<<<<
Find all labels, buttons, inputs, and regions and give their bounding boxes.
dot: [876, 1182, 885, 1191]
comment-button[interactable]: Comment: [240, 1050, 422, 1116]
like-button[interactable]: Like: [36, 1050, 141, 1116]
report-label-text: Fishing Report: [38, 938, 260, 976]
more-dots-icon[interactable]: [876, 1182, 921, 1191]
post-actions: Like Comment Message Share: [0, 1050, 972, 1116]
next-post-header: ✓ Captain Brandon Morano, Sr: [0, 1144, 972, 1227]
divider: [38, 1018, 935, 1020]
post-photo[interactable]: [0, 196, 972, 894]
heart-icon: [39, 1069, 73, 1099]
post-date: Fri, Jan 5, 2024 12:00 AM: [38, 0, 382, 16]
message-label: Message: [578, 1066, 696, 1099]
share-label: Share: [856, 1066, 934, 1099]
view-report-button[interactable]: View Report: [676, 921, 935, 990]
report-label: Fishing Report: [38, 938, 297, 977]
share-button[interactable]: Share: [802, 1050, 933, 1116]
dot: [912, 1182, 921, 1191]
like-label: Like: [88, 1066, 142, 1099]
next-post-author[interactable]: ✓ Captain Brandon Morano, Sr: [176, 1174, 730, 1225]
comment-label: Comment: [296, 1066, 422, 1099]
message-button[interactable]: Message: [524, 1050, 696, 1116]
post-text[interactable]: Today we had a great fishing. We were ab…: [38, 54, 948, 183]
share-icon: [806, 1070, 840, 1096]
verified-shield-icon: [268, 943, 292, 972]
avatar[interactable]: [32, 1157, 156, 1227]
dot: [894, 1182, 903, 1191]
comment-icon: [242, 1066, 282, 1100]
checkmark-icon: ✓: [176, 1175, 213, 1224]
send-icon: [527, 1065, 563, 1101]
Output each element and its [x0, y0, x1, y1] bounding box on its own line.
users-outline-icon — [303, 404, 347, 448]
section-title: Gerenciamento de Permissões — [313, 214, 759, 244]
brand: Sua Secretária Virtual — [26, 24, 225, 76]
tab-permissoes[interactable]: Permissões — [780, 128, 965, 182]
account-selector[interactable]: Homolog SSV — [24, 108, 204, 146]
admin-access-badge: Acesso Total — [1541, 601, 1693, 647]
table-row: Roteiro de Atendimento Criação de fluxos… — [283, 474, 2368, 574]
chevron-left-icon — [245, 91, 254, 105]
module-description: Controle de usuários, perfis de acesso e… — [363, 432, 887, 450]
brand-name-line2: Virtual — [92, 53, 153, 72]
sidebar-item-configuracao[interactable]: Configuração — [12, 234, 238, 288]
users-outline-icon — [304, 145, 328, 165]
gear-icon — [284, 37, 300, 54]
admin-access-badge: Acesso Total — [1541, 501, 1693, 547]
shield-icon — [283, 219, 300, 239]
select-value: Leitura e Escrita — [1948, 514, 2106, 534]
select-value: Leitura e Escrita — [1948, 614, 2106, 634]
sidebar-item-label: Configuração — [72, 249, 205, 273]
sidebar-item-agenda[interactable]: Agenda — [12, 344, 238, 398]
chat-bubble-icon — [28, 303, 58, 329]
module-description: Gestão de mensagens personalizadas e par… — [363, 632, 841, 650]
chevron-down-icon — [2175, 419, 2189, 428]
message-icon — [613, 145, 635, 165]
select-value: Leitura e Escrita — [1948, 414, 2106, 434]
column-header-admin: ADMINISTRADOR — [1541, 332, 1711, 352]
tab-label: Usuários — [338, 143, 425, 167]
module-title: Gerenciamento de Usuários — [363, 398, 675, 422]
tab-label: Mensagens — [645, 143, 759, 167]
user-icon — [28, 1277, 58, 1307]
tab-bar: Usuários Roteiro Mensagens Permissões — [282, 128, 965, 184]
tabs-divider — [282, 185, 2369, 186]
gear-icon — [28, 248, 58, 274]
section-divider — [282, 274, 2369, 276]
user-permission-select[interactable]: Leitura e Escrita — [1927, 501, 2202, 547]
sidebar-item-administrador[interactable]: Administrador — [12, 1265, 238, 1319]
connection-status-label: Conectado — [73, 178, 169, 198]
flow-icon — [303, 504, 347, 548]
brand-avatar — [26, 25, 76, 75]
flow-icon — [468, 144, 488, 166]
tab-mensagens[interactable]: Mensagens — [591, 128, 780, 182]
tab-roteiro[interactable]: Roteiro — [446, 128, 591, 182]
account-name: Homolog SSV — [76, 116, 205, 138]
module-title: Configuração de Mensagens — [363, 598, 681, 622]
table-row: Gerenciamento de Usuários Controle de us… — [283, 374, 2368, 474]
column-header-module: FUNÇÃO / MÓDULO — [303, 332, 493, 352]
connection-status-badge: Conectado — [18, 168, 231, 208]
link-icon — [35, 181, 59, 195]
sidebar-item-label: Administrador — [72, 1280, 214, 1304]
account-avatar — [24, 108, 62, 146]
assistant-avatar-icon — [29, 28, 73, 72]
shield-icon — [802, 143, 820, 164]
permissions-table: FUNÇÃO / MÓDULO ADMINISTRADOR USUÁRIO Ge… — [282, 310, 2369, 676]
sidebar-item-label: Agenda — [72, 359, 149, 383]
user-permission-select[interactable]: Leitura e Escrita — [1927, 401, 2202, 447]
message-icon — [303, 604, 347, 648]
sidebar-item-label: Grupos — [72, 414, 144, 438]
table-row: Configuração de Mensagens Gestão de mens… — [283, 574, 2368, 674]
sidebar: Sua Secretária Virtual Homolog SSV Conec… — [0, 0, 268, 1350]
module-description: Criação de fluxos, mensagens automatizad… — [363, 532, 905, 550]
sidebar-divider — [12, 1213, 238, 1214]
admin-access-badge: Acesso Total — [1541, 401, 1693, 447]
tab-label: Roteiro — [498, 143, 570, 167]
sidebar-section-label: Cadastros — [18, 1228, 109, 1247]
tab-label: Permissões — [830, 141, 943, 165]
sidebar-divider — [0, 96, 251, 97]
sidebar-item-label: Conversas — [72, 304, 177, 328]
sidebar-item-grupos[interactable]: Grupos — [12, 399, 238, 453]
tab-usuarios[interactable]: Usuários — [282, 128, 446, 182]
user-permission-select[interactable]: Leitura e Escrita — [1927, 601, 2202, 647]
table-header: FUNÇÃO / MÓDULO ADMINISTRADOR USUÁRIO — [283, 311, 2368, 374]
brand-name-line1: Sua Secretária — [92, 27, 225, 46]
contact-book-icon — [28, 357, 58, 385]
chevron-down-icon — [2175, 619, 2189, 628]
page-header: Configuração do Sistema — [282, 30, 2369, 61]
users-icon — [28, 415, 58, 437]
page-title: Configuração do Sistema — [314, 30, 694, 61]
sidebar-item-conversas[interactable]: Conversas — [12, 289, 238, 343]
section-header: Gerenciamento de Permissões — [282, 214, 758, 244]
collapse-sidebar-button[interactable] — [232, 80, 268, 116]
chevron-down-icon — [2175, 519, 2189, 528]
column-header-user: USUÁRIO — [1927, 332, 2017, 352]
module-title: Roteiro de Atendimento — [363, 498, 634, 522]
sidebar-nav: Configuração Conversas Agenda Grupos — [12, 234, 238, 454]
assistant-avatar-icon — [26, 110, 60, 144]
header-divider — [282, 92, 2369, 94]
>>>>
> [REQUIREMENT]
Copy out every line of the records above, character for character, with no changes.

> [OUTPUT OF THE TASK]
Find all labels, buttons, inputs, and regions and give their bounding boxes.
dot: [876, 1182, 885, 1191]
comment-button[interactable]: Comment: [240, 1050, 422, 1116]
like-button[interactable]: Like: [36, 1050, 141, 1116]
report-label-text: Fishing Report: [38, 938, 260, 976]
more-dots-icon[interactable]: [876, 1182, 921, 1191]
post-actions: Like Comment Message Share: [0, 1050, 972, 1116]
next-post-header: ✓ Captain Brandon Morano, Sr: [0, 1144, 972, 1227]
divider: [38, 1018, 935, 1020]
post-photo[interactable]: [0, 196, 972, 894]
heart-icon: [39, 1069, 73, 1099]
post-date: Fri, Jan 5, 2024 12:00 AM: [38, 0, 382, 16]
message-label: Message: [578, 1066, 696, 1099]
share-label: Share: [856, 1066, 934, 1099]
view-report-button[interactable]: View Report: [676, 921, 935, 990]
report-label: Fishing Report: [38, 938, 297, 977]
share-button[interactable]: Share: [802, 1050, 933, 1116]
dot: [912, 1182, 921, 1191]
like-label: Like: [88, 1066, 142, 1099]
next-post-author[interactable]: ✓ Captain Brandon Morano, Sr: [176, 1174, 730, 1225]
comment-label: Comment: [296, 1066, 422, 1099]
message-button[interactable]: Message: [524, 1050, 696, 1116]
post-text[interactable]: Today we had a great fishing. We were ab…: [38, 54, 948, 183]
share-icon: [806, 1070, 840, 1096]
verified-shield-icon: [268, 943, 292, 972]
avatar[interactable]: [32, 1157, 156, 1227]
dot: [894, 1182, 903, 1191]
comment-icon: [242, 1066, 282, 1100]
checkmark-icon: ✓: [176, 1175, 213, 1224]
send-icon: [527, 1065, 563, 1101]
Output each element and its [x0, y0, x1, y1] bounding box on its own line.
users-outline-icon — [303, 404, 347, 448]
section-title: Gerenciamento de Permissões — [313, 214, 759, 244]
brand: Sua Secretária Virtual — [26, 24, 225, 76]
tab-permissoes[interactable]: Permissões — [780, 128, 965, 182]
account-selector[interactable]: Homolog SSV — [24, 108, 204, 146]
admin-access-badge: Acesso Total — [1541, 601, 1693, 647]
table-row: Roteiro de Atendimento Criação de fluxos… — [283, 474, 2368, 574]
chevron-left-icon — [245, 91, 254, 105]
module-description: Controle de usuários, perfis de acesso e… — [363, 432, 887, 450]
brand-name-line2: Virtual — [92, 53, 153, 72]
sidebar-item-configuracao[interactable]: Configuração — [12, 234, 238, 288]
users-outline-icon — [304, 145, 328, 165]
gear-icon — [284, 37, 300, 54]
admin-access-badge: Acesso Total — [1541, 501, 1693, 547]
shield-icon — [283, 219, 300, 239]
select-value: Leitura e Escrita — [1948, 514, 2106, 534]
select-value: Leitura e Escrita — [1948, 614, 2106, 634]
sidebar-item-label: Configuração — [72, 249, 205, 273]
sidebar-item-agenda[interactable]: Agenda — [12, 344, 238, 398]
chat-bubble-icon — [28, 303, 58, 329]
module-description: Gestão de mensagens personalizadas e par… — [363, 632, 841, 650]
chevron-down-icon — [2175, 419, 2189, 428]
message-icon — [613, 145, 635, 165]
select-value: Leitura e Escrita — [1948, 414, 2106, 434]
column-header-admin: ADMINISTRADOR — [1541, 332, 1711, 352]
tab-label: Usuários — [338, 143, 425, 167]
module-title: Gerenciamento de Usuários — [363, 398, 675, 422]
tab-label: Mensagens — [645, 143, 759, 167]
user-icon — [28, 1277, 58, 1307]
tab-bar: Usuários Roteiro Mensagens Permissões — [282, 128, 965, 184]
tabs-divider — [282, 185, 2369, 186]
gear-icon — [28, 248, 58, 274]
section-divider — [282, 274, 2369, 276]
user-permission-select[interactable]: Leitura e Escrita — [1927, 501, 2202, 547]
sidebar-item-administrador[interactable]: Administrador — [12, 1265, 238, 1319]
connection-status-label: Conectado — [73, 178, 169, 198]
flow-icon — [303, 504, 347, 548]
brand-avatar — [26, 25, 76, 75]
flow-icon — [468, 144, 488, 166]
tab-mensagens[interactable]: Mensagens — [591, 128, 780, 182]
tab-roteiro[interactable]: Roteiro — [446, 128, 591, 182]
account-name: Homolog SSV — [76, 116, 205, 138]
module-title: Configuração de Mensagens — [363, 598, 681, 622]
table-row: Gerenciamento de Usuários Controle de us… — [283, 374, 2368, 474]
column-header-module: FUNÇÃO / MÓDULO — [303, 332, 493, 352]
connection-status-badge: Conectado — [18, 168, 231, 208]
link-icon — [35, 181, 59, 195]
sidebar-item-label: Administrador — [72, 1280, 214, 1304]
account-avatar — [24, 108, 62, 146]
assistant-avatar-icon — [29, 28, 73, 72]
shield-icon — [802, 143, 820, 164]
permissions-table: FUNÇÃO / MÓDULO ADMINISTRADOR USUÁRIO Ge… — [282, 310, 2369, 676]
sidebar-item-label: Agenda — [72, 359, 149, 383]
user-permission-select[interactable]: Leitura e Escrita — [1927, 401, 2202, 447]
message-icon — [303, 604, 347, 648]
sidebar-item-label: Grupos — [72, 414, 144, 438]
table-row: Configuração de Mensagens Gestão de mens… — [283, 574, 2368, 674]
sidebar: Sua Secretária Virtual Homolog SSV Conec… — [0, 0, 268, 1350]
module-description: Criação de fluxos, mensagens automatizad… — [363, 532, 905, 550]
sidebar-divider — [12, 1213, 238, 1214]
admin-access-badge: Acesso Total — [1541, 401, 1693, 447]
tab-label: Roteiro — [498, 143, 570, 167]
sidebar-section-label: Cadastros — [18, 1228, 109, 1247]
tab-label: Permissões — [830, 141, 943, 165]
sidebar-divider — [0, 96, 251, 97]
sidebar-item-label: Conversas — [72, 304, 177, 328]
sidebar-item-grupos[interactable]: Grupos — [12, 399, 238, 453]
tab-usuarios[interactable]: Usuários — [282, 128, 446, 182]
user-permission-select[interactable]: Leitura e Escrita — [1927, 601, 2202, 647]
table-header: FUNÇÃO / MÓDULO ADMINISTRADOR USUÁRIO — [283, 311, 2368, 374]
brand-name-line1: Sua Secretária — [92, 27, 225, 46]
contact-book-icon — [28, 357, 58, 385]
chevron-down-icon — [2175, 619, 2189, 628]
page-header: Configuração do Sistema — [282, 30, 2369, 61]
users-icon — [28, 415, 58, 437]
page-title: Configuração do Sistema — [314, 30, 694, 61]
sidebar-item-conversas[interactable]: Conversas — [12, 289, 238, 343]
section-header: Gerenciamento de Permissões — [282, 214, 758, 244]
collapse-sidebar-button[interactable] — [232, 80, 268, 116]
chevron-down-icon — [2175, 519, 2189, 528]
column-header-user: USUÁRIO — [1927, 332, 2017, 352]
module-title: Roteiro de Atendimento — [363, 498, 634, 522]
sidebar-nav: Configuração Conversas Agenda Grupos — [12, 234, 238, 454]
assistant-avatar-icon — [26, 110, 60, 144]
header-divider — [282, 92, 2369, 94]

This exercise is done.